• [Aim of the exercise]
Quote the listing below in full and exactly as written, but omit every picture.

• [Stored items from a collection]
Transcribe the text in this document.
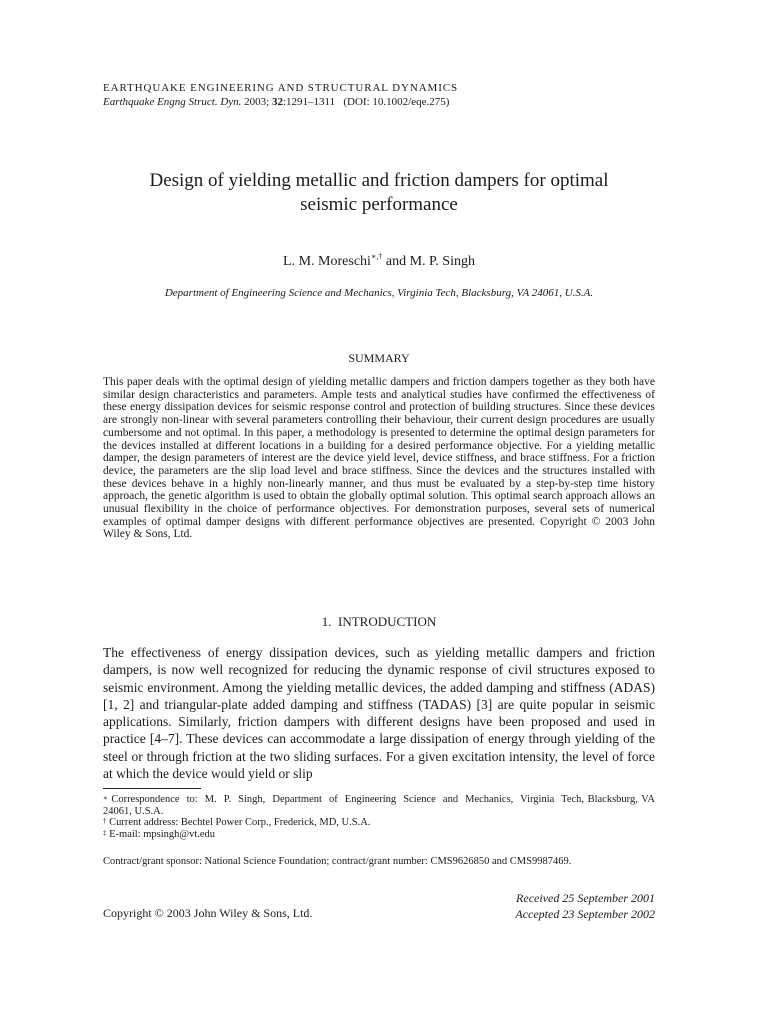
EARTHQUAKE ENGINEERING AND STRUCTURAL DYNAMICS
Earthquake Engng Struct. Dyn. 2003; 32:1291–1311   (DOI: 10.1002/eqe.275)
Design of yielding metallic and friction dampers for optimal
seismic performance
L. M. Moreschi∗,† and M. P. Singh
Department of Engineering Science and Mechanics, Virginia Tech, Blacksburg, VA 24061, U.S.A.
SUMMARY
This paper deals with the optimal design of yielding metallic dampers and friction dampers together as they both have similar design characteristics and parameters. Ample tests and analytical studies have confirmed the effectiveness of these energy dissipation devices for seismic response control and protection of building structures. Since these devices are strongly non-linear with several parameters controlling their behaviour, their current design procedures are usually cumbersome and not optimal. In this paper, a methodology is presented to determine the optimal design parameters for the devices installed at different locations in a building for a desired performance objective. For a yielding metallic damper, the design parameters of interest are the device yield level, device stiffness, and brace stiffness. For a friction device, the parameters are the slip load level and brace stiffness. Since the devices and the structures installed with these devices behave in a highly non-linearly manner, and thus must be evaluated by a step-by-step time history approach, the genetic algorithm is used to obtain the globally optimal solution. This optimal search approach allows an unusual flexibility in the choice of performance objectives. For demonstration purposes, several sets of numerical examples of optimal damper designs with different performance objectives are presented. Copyright © 2003 John Wiley & Sons, Ltd.
1.  INTRODUCTION
The effectiveness of energy dissipation devices, such as yielding metallic dampers and friction dampers, is now well recognized for reducing the dynamic response of civil structures exposed to seismic environment. Among the yielding metallic devices, the added damping and stiffness (ADAS) [1, 2] and triangular-plate added damping and stiffness (TADAS) [3] are quite popular in seismic applications. Similarly, friction dampers with different designs have been proposed and used in practice [4–7]. These devices can accommodate a large dissipation of energy through yielding of the steel or through friction at the two sliding surfaces. For a given excitation intensity, the level of force at which the device would yield or slip
∗ Correspondence  to:  M.  P.  Singh,  Department  of  Engineering  Science  and  Mechanics,  Virginia  Tech, Blacksburg, VA 24061, U.S.A.
† Current address: Bechtel Power Corp., Frederick, MD, U.S.A.
‡ E-mail: mpsingh@vt.edu
Contract/grant sponsor: National Science Foundation; contract/grant number: CMS9626850 and CMS9987469.
Copyright © 2003 John Wiley & Sons, Ltd.
Received 25 September 2001
Accepted 23 September 2002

• [Reply]
Transcribe the text in this document.
EARTHQUAKE ENGINEERING AND STRUCTURAL DYNAMICS
Earthquake Engng Struct. Dyn. 2003; 32:1291–1311   (DOI: 10.1002/eqe.275)
Design of yielding metallic and friction dampers for optimal
seismic performance
L. M. Moreschi∗,† and M. P. Singh
Department of Engineering Science and Mechanics, Virginia Tech, Blacksburg, VA 24061, U.S.A.
SUMMARY
This paper deals with the optimal design of yielding metallic dampers and friction dampers together as they both have similar design characteristics and parameters. Ample tests and analytical studies have confirmed the effectiveness of these energy dissipation devices for seismic response control and protection of building structures. Since these devices are strongly non-linear with several parameters controlling their behaviour, their current design procedures are usually cumbersome and not optimal. In this paper, a methodology is presented to determine the optimal design parameters for the devices installed at different locations in a building for a desired performance objective. For a yielding metallic damper, the design parameters of interest are the device yield level, device stiffness, and brace stiffness. For a friction device, the parameters are the slip load level and brace stiffness. Since the devices and the structures installed with these devices behave in a highly non-linearly manner, and thus must be evaluated by a step-by-step time history approach, the genetic algorithm is used to obtain the globally optimal solution. This optimal search approach allows an unusual flexibility in the choice of performance objectives. For demonstration purposes, several sets of numerical examples of optimal damper designs with different performance objectives are presented. Copyright © 2003 John Wiley & Sons, Ltd.
1.  INTRODUCTION
The effectiveness of energy dissipation devices, such as yielding metallic dampers and friction dampers, is now well recognized for reducing the dynamic response of civil structures exposed to seismic environment. Among the yielding metallic devices, the added damping and stiffness (ADAS) [1, 2] and triangular-plate added damping and stiffness (TADAS) [3] are quite popular in seismic applications. Similarly, friction dampers with different designs have been proposed and used in practice [4–7]. These devices can accommodate a large dissipation of energy through yielding of the steel or through friction at the two sliding surfaces. For a given excitation intensity, the level of force at which the device would yield or slip
∗ Correspondence  to:  M.  P.  Singh,  Department  of  Engineering  Science  and  Mechanics,  Virginia  Tech, Blacksburg, VA 24061, U.S.A.
† Current address: Bechtel Power Corp., Frederick, MD, U.S.A.
‡ E-mail: mpsingh@vt.edu
Contract/grant sponsor: National Science Foundation; contract/grant number: CMS9626850 and CMS9987469.
Copyright © 2003 John Wiley & Sons, Ltd.
Received 25 September 2001
Accepted 23 September 2002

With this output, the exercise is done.